> Exercise task
Your task is to transcribe all the entries exactly, excluding pictures.

> Dataset records
....................

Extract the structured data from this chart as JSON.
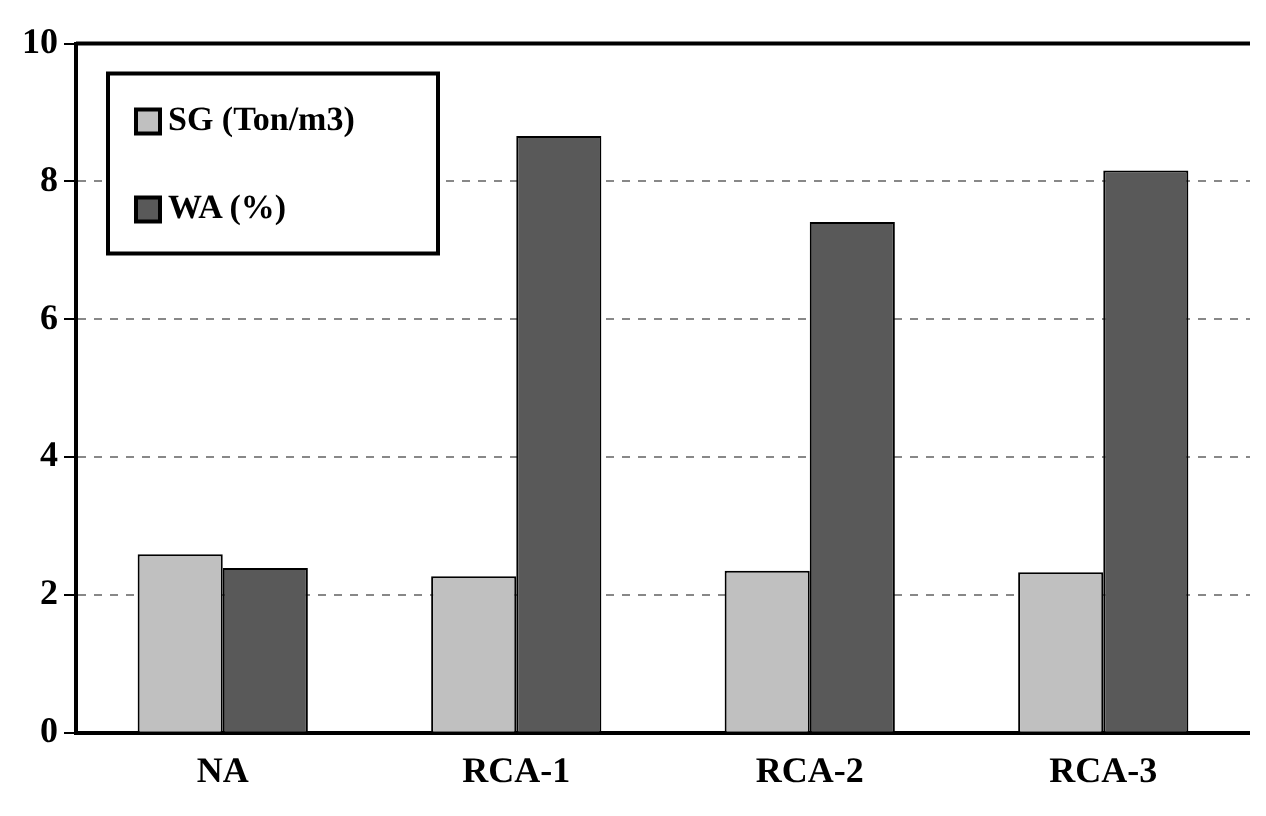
{
  "chart_data": {
    "type": "bar",
    "categories": [
      "NA",
      "RCA-1",
      "RCA-2",
      "RCA-3"
    ],
    "series": [
      {
        "name": "SG (Ton/m3)",
        "color": "#c0c0c0",
        "values": [
          2.59,
          2.27,
          2.35,
          2.33
        ]
      },
      {
        "name": "WA (%)",
        "color": "#595959",
        "values": [
          2.39,
          8.66,
          7.41,
          8.16
        ]
      }
    ],
    "ylim": [
      0,
      10
    ],
    "yticks": [
      0,
      2,
      4,
      6,
      8,
      10
    ],
    "grid": "y",
    "legend": "top left"
  }
}
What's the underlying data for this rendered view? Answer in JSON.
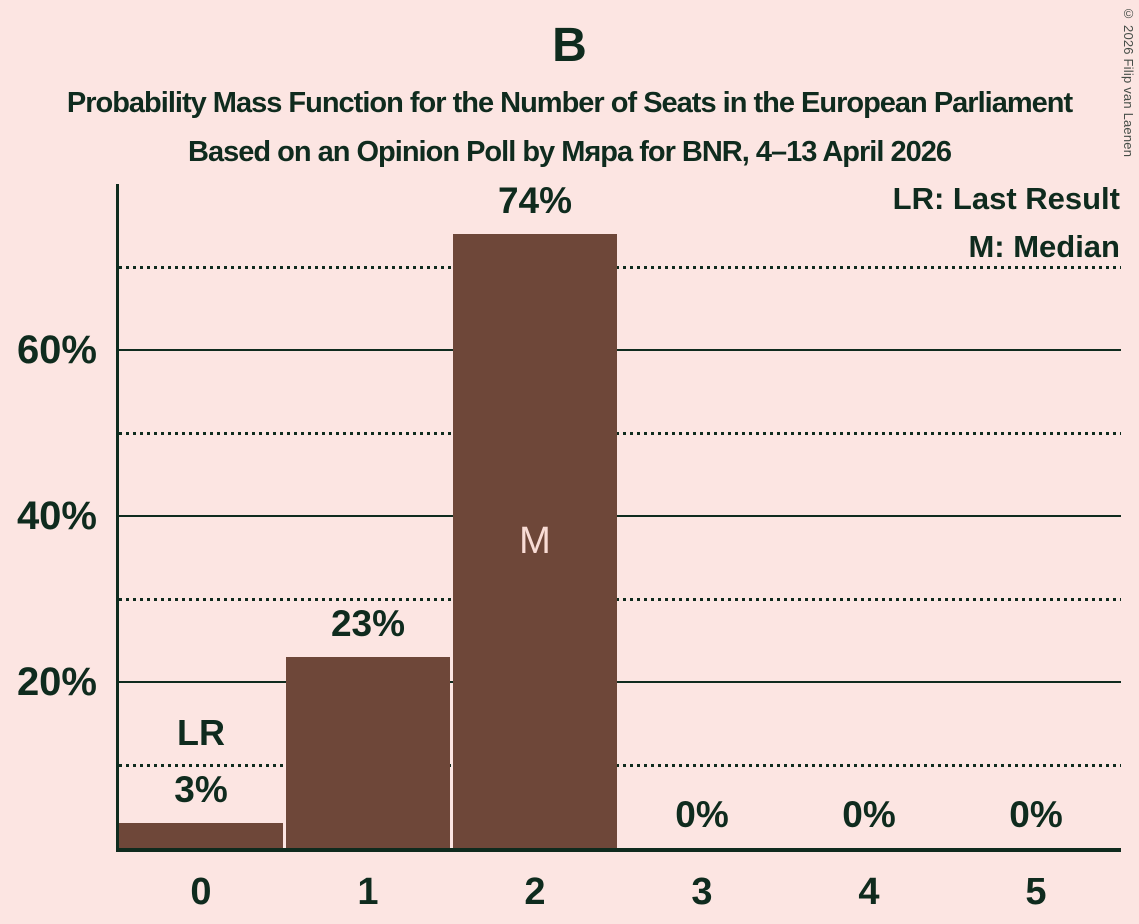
{
  "title": "B",
  "subtitle1": "Probability Mass Function for the Number of Seats in the European Parliament",
  "subtitle2": "Based on an Opinion Poll by Мяра for BNR, 4–13 April 2026",
  "copyright": "© 2026 Filip van Laenen",
  "legend": {
    "lr_label": "LR: Last Result",
    "m_label": "M: Median"
  },
  "colors": {
    "background": "#fce5e2",
    "ink": "#0f2b1e",
    "bar": "#6e4739",
    "median_label": "#f9dcd5"
  },
  "chart_data": {
    "type": "bar",
    "title": "B",
    "categories": [
      "0",
      "1",
      "2",
      "3",
      "4",
      "5"
    ],
    "values": [
      3,
      23,
      74,
      0,
      0,
      0
    ],
    "value_labels": [
      "3%",
      "23%",
      "74%",
      "0%",
      "0%",
      "0%"
    ],
    "annotations": {
      "last_result_category_index": 0,
      "last_result_label": "LR",
      "median_category_index": 2,
      "median_label": "M"
    },
    "yticks": [
      {
        "value": 20,
        "label": "20%"
      },
      {
        "value": 40,
        "label": "40%"
      },
      {
        "value": 60,
        "label": "60%"
      }
    ],
    "solid_gridlines": [
      20,
      40,
      60
    ],
    "dotted_gridlines": [
      10,
      30,
      50,
      70
    ],
    "ylim": [
      0,
      80
    ],
    "grid": true,
    "legend_position": "top-right"
  }
}
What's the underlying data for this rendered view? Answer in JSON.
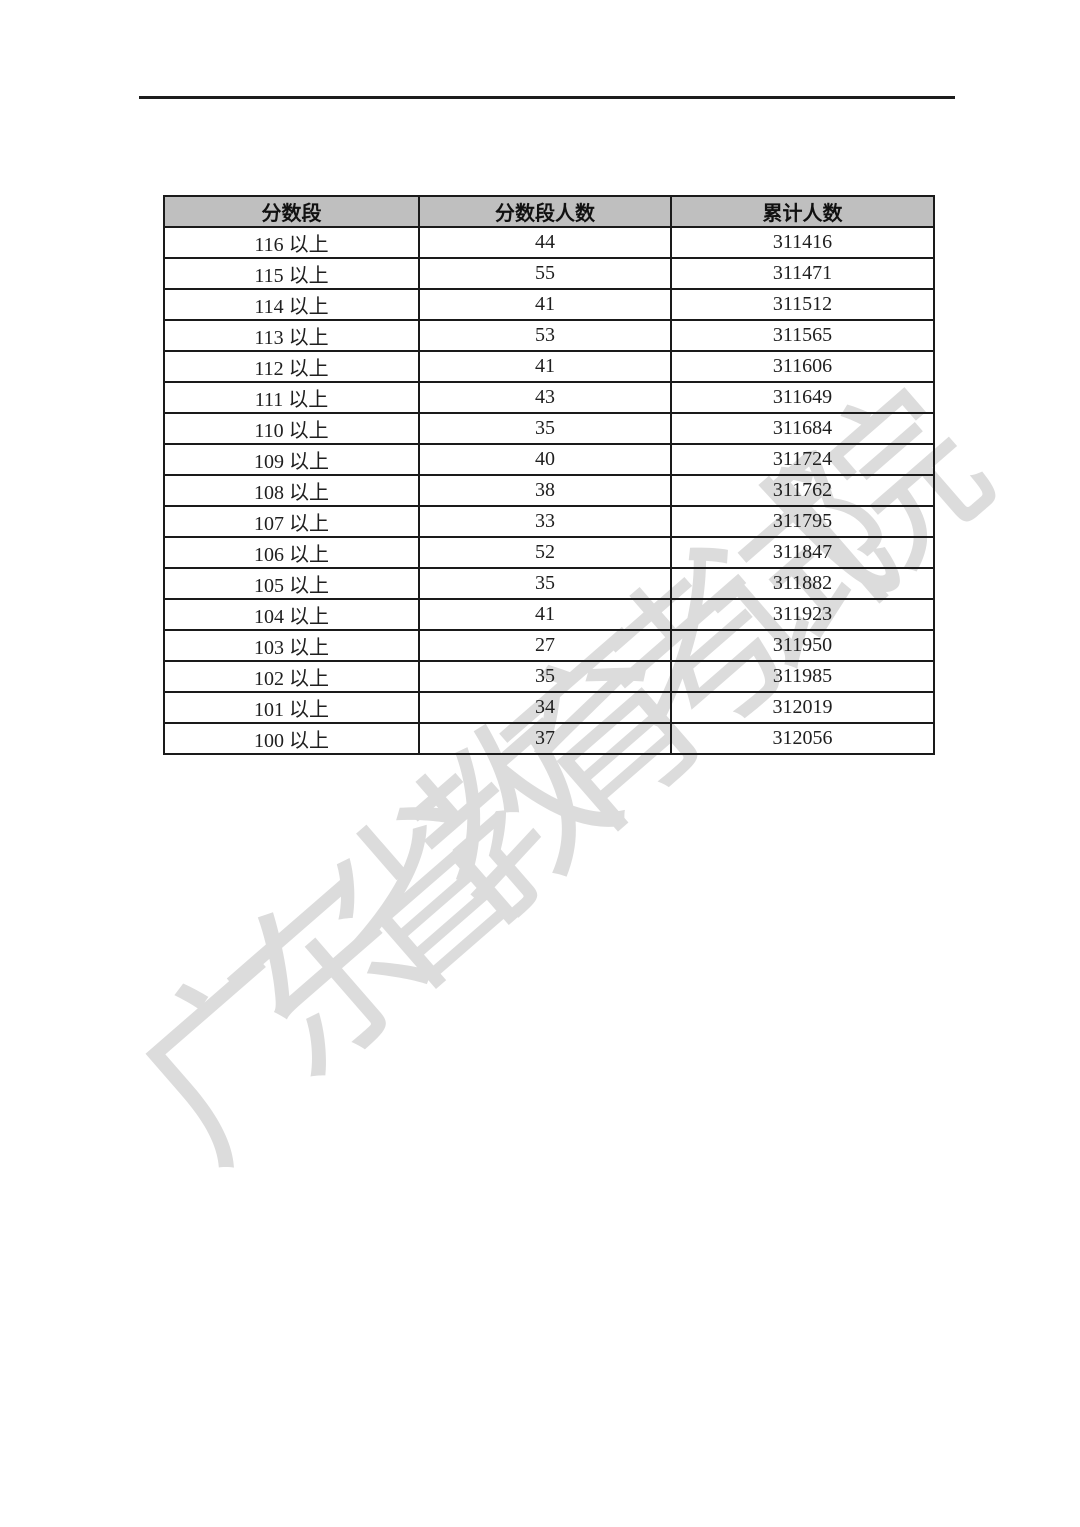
{
  "page": {
    "background": "#ffffff",
    "top_rule_color": "#1c1c1c"
  },
  "watermark": {
    "text": "广东省教育考试院",
    "color": "#dcdcdc"
  },
  "table": {
    "header_bg": "#bfbfbf",
    "border_color": "#1a1a1a",
    "columns": [
      "分数段",
      "分数段人数",
      "累计人数"
    ],
    "rows": [
      {
        "range": "116 以上",
        "segment_count": "44",
        "cumulative_count": "311416"
      },
      {
        "range": "115 以上",
        "segment_count": "55",
        "cumulative_count": "311471"
      },
      {
        "range": "114 以上",
        "segment_count": "41",
        "cumulative_count": "311512"
      },
      {
        "range": "113 以上",
        "segment_count": "53",
        "cumulative_count": "311565"
      },
      {
        "range": "112 以上",
        "segment_count": "41",
        "cumulative_count": "311606"
      },
      {
        "range": "111 以上",
        "segment_count": "43",
        "cumulative_count": "311649"
      },
      {
        "range": "110 以上",
        "segment_count": "35",
        "cumulative_count": "311684"
      },
      {
        "range": "109 以上",
        "segment_count": "40",
        "cumulative_count": "311724"
      },
      {
        "range": "108 以上",
        "segment_count": "38",
        "cumulative_count": "311762"
      },
      {
        "range": "107 以上",
        "segment_count": "33",
        "cumulative_count": "311795"
      },
      {
        "range": "106 以上",
        "segment_count": "52",
        "cumulative_count": "311847"
      },
      {
        "range": "105 以上",
        "segment_count": "35",
        "cumulative_count": "311882"
      },
      {
        "range": "104 以上",
        "segment_count": "41",
        "cumulative_count": "311923"
      },
      {
        "range": "103 以上",
        "segment_count": "27",
        "cumulative_count": "311950"
      },
      {
        "range": "102 以上",
        "segment_count": "35",
        "cumulative_count": "311985"
      },
      {
        "range": "101 以上",
        "segment_count": "34",
        "cumulative_count": "312019"
      },
      {
        "range": "100 以上",
        "segment_count": "37",
        "cumulative_count": "312056"
      }
    ]
  }
}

....................

> Answer to the problem
Extract the structured data from this chart as JSON.
{
  "chart_data": {
    "type": "bar",
    "categories": [
      "NA",
      "RCA-1",
      "RCA-2",
      "RCA-3"
    ],
    "series": [
      {
        "name": "SG (Ton/m3)",
        "color": "#c0c0c0",
        "values": [
          2.59,
          2.27,
          2.35,
          2.33
        ]
      },
      {
        "name": "WA (%)",
        "color": "#595959",
        "values": [
          2.39,
          8.66,
          7.41,
          8.16
        ]
      }
    ],
    "ylim": [
      0,
      10
    ],
    "yticks": [
      0,
      2,
      4,
      6,
      8,
      10
    ],
    "grid": "y",
    "legend": "top left"
  }
}
What's the underlying data for this rendered view? Answer in JSON.
{
  "title": "B",
  "subtitle1": "Probability Mass Function for the Number of Seats in the European Parliament",
  "subtitle2": "Based on an Opinion Poll by Мяра for BNR, 4–13 April 2026",
  "copyright": "© 2026 Filip van Laenen",
  "legend": {
    "lr_label": "LR: Last Result",
    "m_label": "M: Median"
  },
  "colors": {
    "background": "#fce5e2",
    "ink": "#0f2b1e",
    "bar": "#6e4739",
    "median_label": "#f9dcd5"
  },
  "chart_data": {
    "type": "bar",
    "title": "B",
    "categories": [
      "0",
      "1",
      "2",
      "3",
      "4",
      "5"
    ],
    "values": [
      3,
      23,
      74,
      0,
      0,
      0
    ],
    "value_labels": [
      "3%",
      "23%",
      "74%",
      "0%",
      "0%",
      "0%"
    ],
    "annotations": {
      "last_result_category_index": 0,
      "last_result_label": "LR",
      "median_category_index": 2,
      "median_label": "M"
    },
    "yticks": [
      {
        "value": 20,
        "label": "20%"
      },
      {
        "value": 40,
        "label": "40%"
      },
      {
        "value": 60,
        "label": "60%"
      }
    ],
    "solid_gridlines": [
      20,
      40,
      60
    ],
    "dotted_gridlines": [
      10,
      30,
      50,
      70
    ],
    "ylim": [
      0,
      80
    ],
    "grid": true,
    "legend_position": "top-right"
  }
}
What's the underlying data for this rendered view? Answer in JSON.
{
  "page": {
    "background": "#ffffff",
    "top_rule_color": "#1c1c1c"
  },
  "watermark": {
    "text": "广东省教育考试院",
    "color": "#dcdcdc"
  },
  "table": {
    "header_bg": "#bfbfbf",
    "border_color": "#1a1a1a",
    "columns": [
      "分数段",
      "分数段人数",
      "累计人数"
    ],
    "rows": [
      {
        "range": "116 以上",
        "segment_count": "44",
        "cumulative_count": "311416"
      },
      {
        "range": "115 以上",
        "segment_count": "55",
        "cumulative_count": "311471"
      },
      {
        "range": "114 以上",
        "segment_count": "41",
        "cumulative_count": "311512"
      },
      {
        "range": "113 以上",
        "segment_count": "53",
        "cumulative_count": "311565"
      },
      {
        "range": "112 以上",
        "segment_count": "41",
        "cumulative_count": "311606"
      },
      {
        "range": "111 以上",
        "segment_count": "43",
        "cumulative_count": "311649"
      },
      {
        "range": "110 以上",
        "segment_count": "35",
        "cumulative_count": "311684"
      },
      {
        "range": "109 以上",
        "segment_count": "40",
        "cumulative_count": "311724"
      },
      {
        "range": "108 以上",
        "segment_count": "38",
        "cumulative_count": "311762"
      },
      {
        "range": "107 以上",
        "segment_count": "33",
        "cumulative_count": "311795"
      },
      {
        "range": "106 以上",
        "segment_count": "52",
        "cumulative_count": "311847"
      },
      {
        "range": "105 以上",
        "segment_count": "35",
        "cumulative_count": "311882"
      },
      {
        "range": "104 以上",
        "segment_count": "41",
        "cumulative_count": "311923"
      },
      {
        "range": "103 以上",
        "segment_count": "27",
        "cumulative_count": "311950"
      },
      {
        "range": "102 以上",
        "segment_count": "35",
        "cumulative_count": "311985"
      },
      {
        "range": "101 以上",
        "segment_count": "34",
        "cumulative_count": "312019"
      },
      {
        "range": "100 以上",
        "segment_count": "37",
        "cumulative_count": "312056"
      }
    ]
  }
}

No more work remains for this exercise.